▶ Provided material:
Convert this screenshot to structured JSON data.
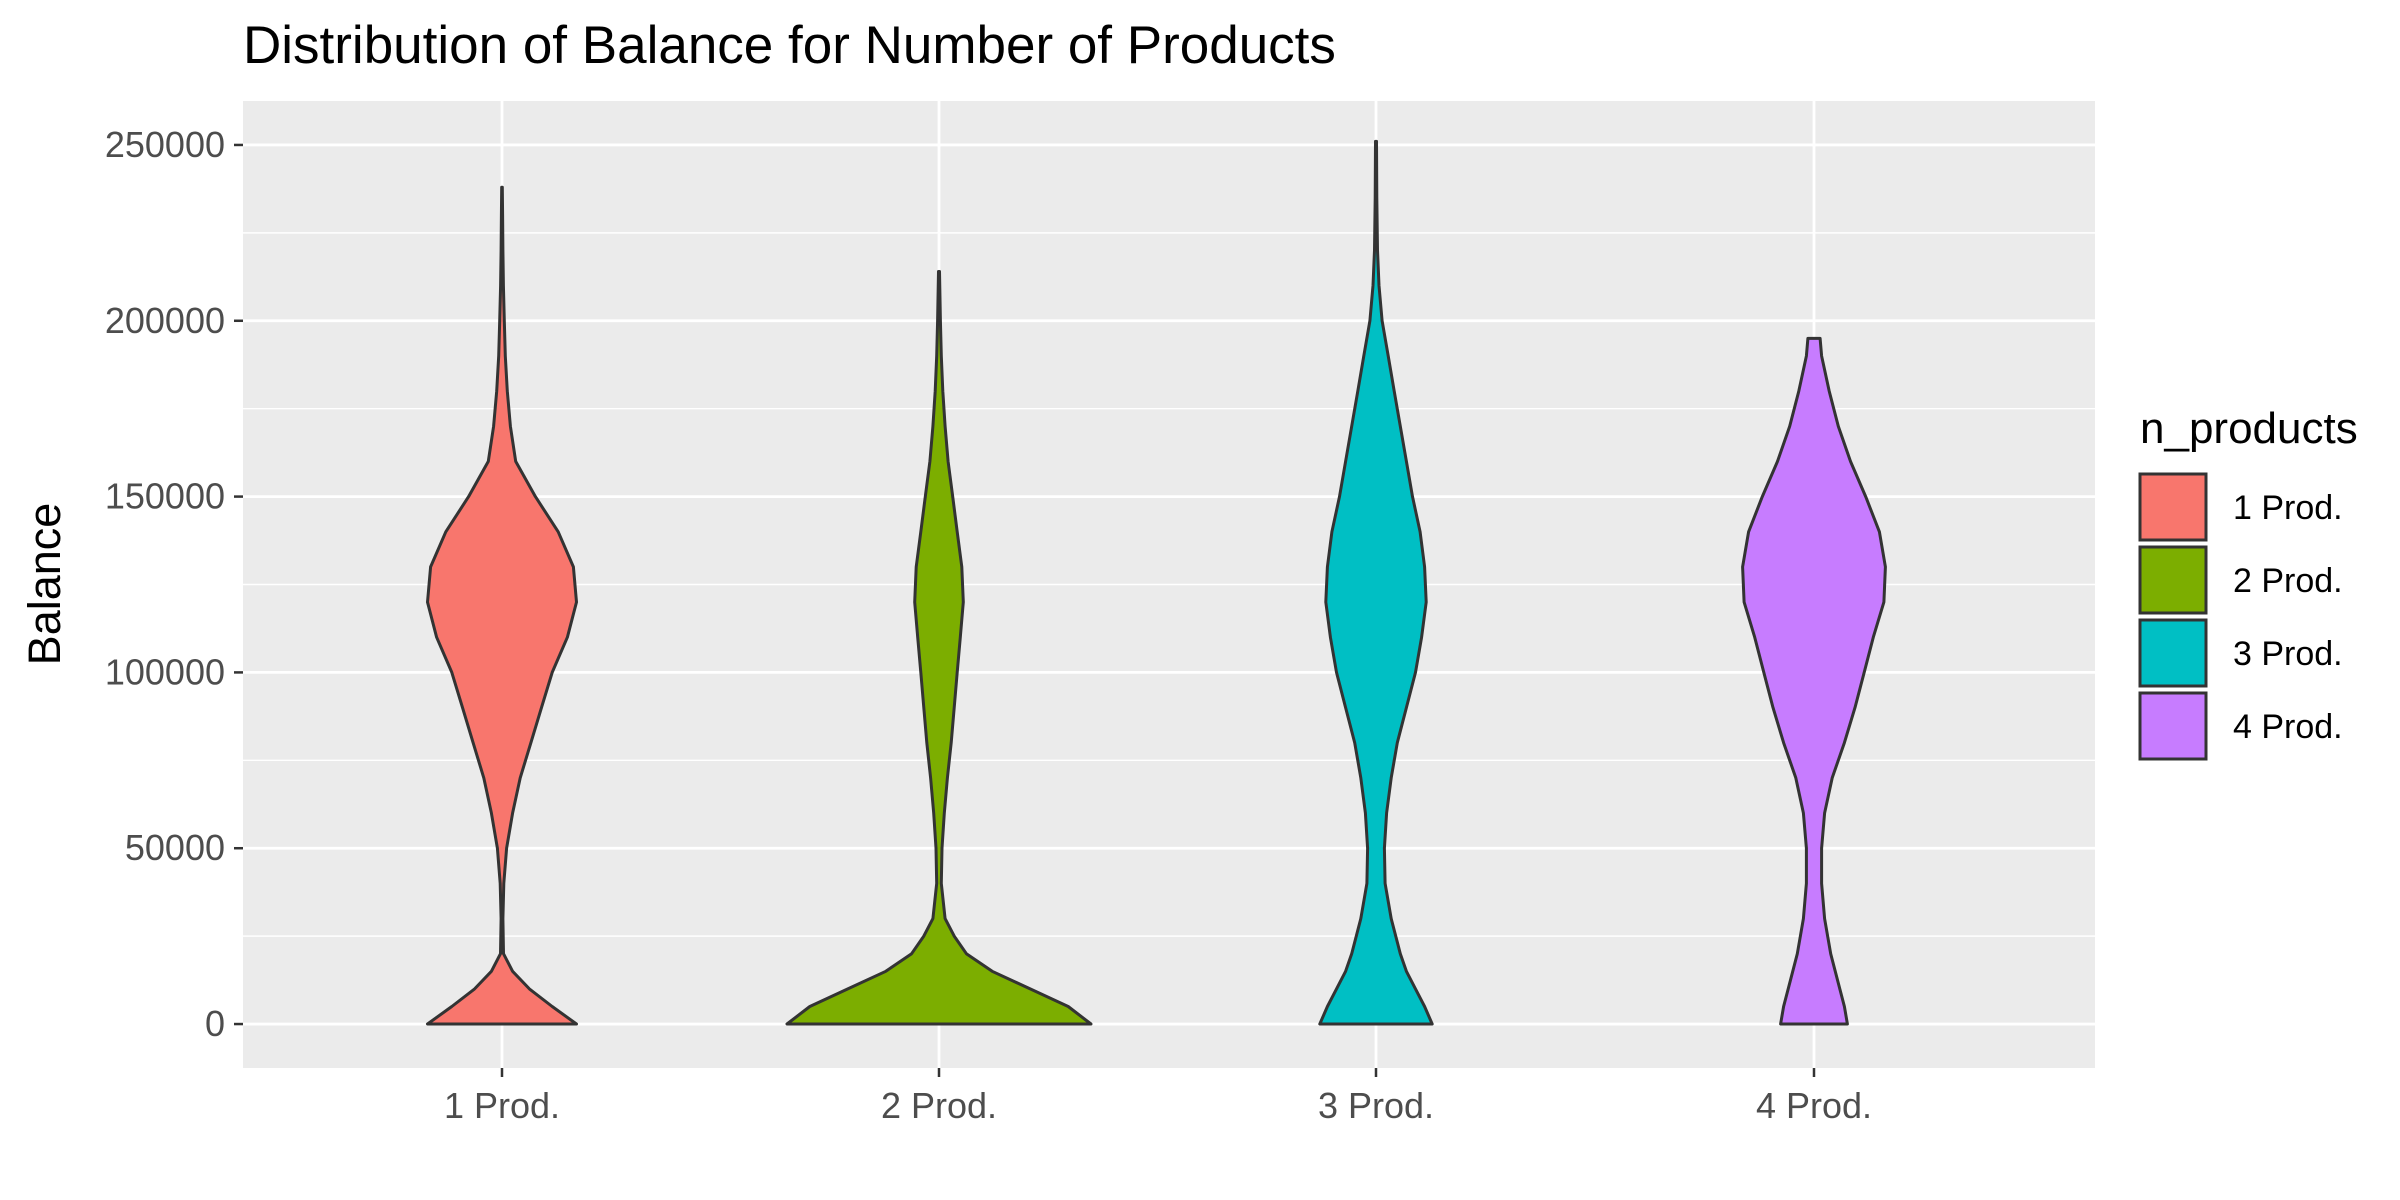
{
  "chart_data": {
    "type": "violin",
    "title": "Distribution of Balance for Number of Products",
    "xlabel": "",
    "ylabel": "Balance",
    "categories": [
      "1 Prod.",
      "2 Prod.",
      "3 Prod.",
      "4 Prod."
    ],
    "yticks": [
      0,
      50000,
      100000,
      150000,
      200000,
      250000
    ],
    "ytick_labels": [
      "0",
      "50000",
      "100000",
      "150000",
      "200000",
      "250000"
    ],
    "ylim": [
      -12500,
      262500
    ],
    "grid": true,
    "panel_background": "#ebebeb",
    "legend": {
      "title": "n_products",
      "placement": "right",
      "entries": [
        "1 Prod.",
        "2 Prod.",
        "3 Prod.",
        "4 Prod."
      ]
    },
    "colors": [
      "#f8766d",
      "#7cae00",
      "#00bfc4",
      "#c77cff"
    ],
    "violins": [
      {
        "name": "1 Prod.",
        "ymin": 0,
        "ymax": 238000,
        "profile": [
          [
            0,
            0.49
          ],
          [
            5000,
            0.33
          ],
          [
            10000,
            0.18
          ],
          [
            15000,
            0.07
          ],
          [
            20000,
            0.01
          ],
          [
            30000,
            0.006
          ],
          [
            40000,
            0.012
          ],
          [
            50000,
            0.03
          ],
          [
            60000,
            0.07
          ],
          [
            70000,
            0.12
          ],
          [
            80000,
            0.19
          ],
          [
            90000,
            0.26
          ],
          [
            100000,
            0.33
          ],
          [
            110000,
            0.43
          ],
          [
            120000,
            0.49
          ],
          [
            130000,
            0.47
          ],
          [
            140000,
            0.37
          ],
          [
            150000,
            0.22
          ],
          [
            160000,
            0.09
          ],
          [
            170000,
            0.055
          ],
          [
            180000,
            0.035
          ],
          [
            190000,
            0.022
          ],
          [
            200000,
            0.015
          ],
          [
            210000,
            0.009
          ],
          [
            220000,
            0.006
          ],
          [
            230000,
            0.004
          ],
          [
            238000,
            0.002
          ]
        ]
      },
      {
        "name": "2 Prod.",
        "ymin": 0,
        "ymax": 214000,
        "profile": [
          [
            0,
            1.0
          ],
          [
            5000,
            0.85
          ],
          [
            10000,
            0.6
          ],
          [
            15000,
            0.35
          ],
          [
            20000,
            0.18
          ],
          [
            25000,
            0.1
          ],
          [
            30000,
            0.04
          ],
          [
            40000,
            0.015
          ],
          [
            50000,
            0.02
          ],
          [
            60000,
            0.035
          ],
          [
            70000,
            0.055
          ],
          [
            80000,
            0.08
          ],
          [
            90000,
            0.1
          ],
          [
            100000,
            0.12
          ],
          [
            110000,
            0.14
          ],
          [
            120000,
            0.16
          ],
          [
            130000,
            0.15
          ],
          [
            140000,
            0.12
          ],
          [
            150000,
            0.09
          ],
          [
            160000,
            0.06
          ],
          [
            170000,
            0.04
          ],
          [
            180000,
            0.025
          ],
          [
            190000,
            0.015
          ],
          [
            200000,
            0.009
          ],
          [
            214000,
            0.003
          ]
        ]
      },
      {
        "name": "3 Prod.",
        "ymin": 0,
        "ymax": 251000,
        "profile": [
          [
            0,
            0.37
          ],
          [
            5000,
            0.32
          ],
          [
            10000,
            0.26
          ],
          [
            15000,
            0.2
          ],
          [
            20000,
            0.16
          ],
          [
            30000,
            0.1
          ],
          [
            40000,
            0.06
          ],
          [
            50000,
            0.055
          ],
          [
            60000,
            0.07
          ],
          [
            70000,
            0.1
          ],
          [
            80000,
            0.14
          ],
          [
            90000,
            0.2
          ],
          [
            100000,
            0.26
          ],
          [
            110000,
            0.3
          ],
          [
            120000,
            0.33
          ],
          [
            130000,
            0.32
          ],
          [
            140000,
            0.29
          ],
          [
            150000,
            0.24
          ],
          [
            160000,
            0.2
          ],
          [
            170000,
            0.16
          ],
          [
            180000,
            0.12
          ],
          [
            190000,
            0.08
          ],
          [
            200000,
            0.04
          ],
          [
            210000,
            0.02
          ],
          [
            220000,
            0.01
          ],
          [
            235000,
            0.005
          ],
          [
            251000,
            0.003
          ]
        ]
      },
      {
        "name": "4 Prod.",
        "ymin": 0,
        "ymax": 195000,
        "profile": [
          [
            0,
            0.22
          ],
          [
            5000,
            0.2
          ],
          [
            10000,
            0.17
          ],
          [
            20000,
            0.11
          ],
          [
            30000,
            0.07
          ],
          [
            40000,
            0.05
          ],
          [
            50000,
            0.05
          ],
          [
            60000,
            0.07
          ],
          [
            70000,
            0.12
          ],
          [
            80000,
            0.2
          ],
          [
            90000,
            0.27
          ],
          [
            100000,
            0.33
          ],
          [
            110000,
            0.39
          ],
          [
            120000,
            0.46
          ],
          [
            130000,
            0.47
          ],
          [
            140000,
            0.43
          ],
          [
            150000,
            0.34
          ],
          [
            160000,
            0.24
          ],
          [
            170000,
            0.16
          ],
          [
            180000,
            0.1
          ],
          [
            190000,
            0.05
          ],
          [
            195000,
            0.04
          ]
        ]
      }
    ]
  }
}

▶ Given task: Repeat the data exactly, without the pictures.

▶ Finished exercise:
Convert this screenshot to structured JSON data.
{
  "chart_data": {
    "type": "violin",
    "title": "Distribution of Balance for Number of Products",
    "xlabel": "",
    "ylabel": "Balance",
    "categories": [
      "1 Prod.",
      "2 Prod.",
      "3 Prod.",
      "4 Prod."
    ],
    "yticks": [
      0,
      50000,
      100000,
      150000,
      200000,
      250000
    ],
    "ytick_labels": [
      "0",
      "50000",
      "100000",
      "150000",
      "200000",
      "250000"
    ],
    "ylim": [
      -12500,
      262500
    ],
    "grid": true,
    "panel_background": "#ebebeb",
    "legend": {
      "title": "n_products",
      "placement": "right",
      "entries": [
        "1 Prod.",
        "2 Prod.",
        "3 Prod.",
        "4 Prod."
      ]
    },
    "colors": [
      "#f8766d",
      "#7cae00",
      "#00bfc4",
      "#c77cff"
    ],
    "violins": [
      {
        "name": "1 Prod.",
        "ymin": 0,
        "ymax": 238000,
        "profile": [
          [
            0,
            0.49
          ],
          [
            5000,
            0.33
          ],
          [
            10000,
            0.18
          ],
          [
            15000,
            0.07
          ],
          [
            20000,
            0.01
          ],
          [
            30000,
            0.006
          ],
          [
            40000,
            0.012
          ],
          [
            50000,
            0.03
          ],
          [
            60000,
            0.07
          ],
          [
            70000,
            0.12
          ],
          [
            80000,
            0.19
          ],
          [
            90000,
            0.26
          ],
          [
            100000,
            0.33
          ],
          [
            110000,
            0.43
          ],
          [
            120000,
            0.49
          ],
          [
            130000,
            0.47
          ],
          [
            140000,
            0.37
          ],
          [
            150000,
            0.22
          ],
          [
            160000,
            0.09
          ],
          [
            170000,
            0.055
          ],
          [
            180000,
            0.035
          ],
          [
            190000,
            0.022
          ],
          [
            200000,
            0.015
          ],
          [
            210000,
            0.009
          ],
          [
            220000,
            0.006
          ],
          [
            230000,
            0.004
          ],
          [
            238000,
            0.002
          ]
        ]
      },
      {
        "name": "2 Prod.",
        "ymin": 0,
        "ymax": 214000,
        "profile": [
          [
            0,
            1.0
          ],
          [
            5000,
            0.85
          ],
          [
            10000,
            0.6
          ],
          [
            15000,
            0.35
          ],
          [
            20000,
            0.18
          ],
          [
            25000,
            0.1
          ],
          [
            30000,
            0.04
          ],
          [
            40000,
            0.015
          ],
          [
            50000,
            0.02
          ],
          [
            60000,
            0.035
          ],
          [
            70000,
            0.055
          ],
          [
            80000,
            0.08
          ],
          [
            90000,
            0.1
          ],
          [
            100000,
            0.12
          ],
          [
            110000,
            0.14
          ],
          [
            120000,
            0.16
          ],
          [
            130000,
            0.15
          ],
          [
            140000,
            0.12
          ],
          [
            150000,
            0.09
          ],
          [
            160000,
            0.06
          ],
          [
            170000,
            0.04
          ],
          [
            180000,
            0.025
          ],
          [
            190000,
            0.015
          ],
          [
            200000,
            0.009
          ],
          [
            214000,
            0.003
          ]
        ]
      },
      {
        "name": "3 Prod.",
        "ymin": 0,
        "ymax": 251000,
        "profile": [
          [
            0,
            0.37
          ],
          [
            5000,
            0.32
          ],
          [
            10000,
            0.26
          ],
          [
            15000,
            0.2
          ],
          [
            20000,
            0.16
          ],
          [
            30000,
            0.1
          ],
          [
            40000,
            0.06
          ],
          [
            50000,
            0.055
          ],
          [
            60000,
            0.07
          ],
          [
            70000,
            0.1
          ],
          [
            80000,
            0.14
          ],
          [
            90000,
            0.2
          ],
          [
            100000,
            0.26
          ],
          [
            110000,
            0.3
          ],
          [
            120000,
            0.33
          ],
          [
            130000,
            0.32
          ],
          [
            140000,
            0.29
          ],
          [
            150000,
            0.24
          ],
          [
            160000,
            0.2
          ],
          [
            170000,
            0.16
          ],
          [
            180000,
            0.12
          ],
          [
            190000,
            0.08
          ],
          [
            200000,
            0.04
          ],
          [
            210000,
            0.02
          ],
          [
            220000,
            0.01
          ],
          [
            235000,
            0.005
          ],
          [
            251000,
            0.003
          ]
        ]
      },
      {
        "name": "4 Prod.",
        "ymin": 0,
        "ymax": 195000,
        "profile": [
          [
            0,
            0.22
          ],
          [
            5000,
            0.2
          ],
          [
            10000,
            0.17
          ],
          [
            20000,
            0.11
          ],
          [
            30000,
            0.07
          ],
          [
            40000,
            0.05
          ],
          [
            50000,
            0.05
          ],
          [
            60000,
            0.07
          ],
          [
            70000,
            0.12
          ],
          [
            80000,
            0.2
          ],
          [
            90000,
            0.27
          ],
          [
            100000,
            0.33
          ],
          [
            110000,
            0.39
          ],
          [
            120000,
            0.46
          ],
          [
            130000,
            0.47
          ],
          [
            140000,
            0.43
          ],
          [
            150000,
            0.34
          ],
          [
            160000,
            0.24
          ],
          [
            170000,
            0.16
          ],
          [
            180000,
            0.1
          ],
          [
            190000,
            0.05
          ],
          [
            195000,
            0.04
          ]
        ]
      }
    ]
  }
}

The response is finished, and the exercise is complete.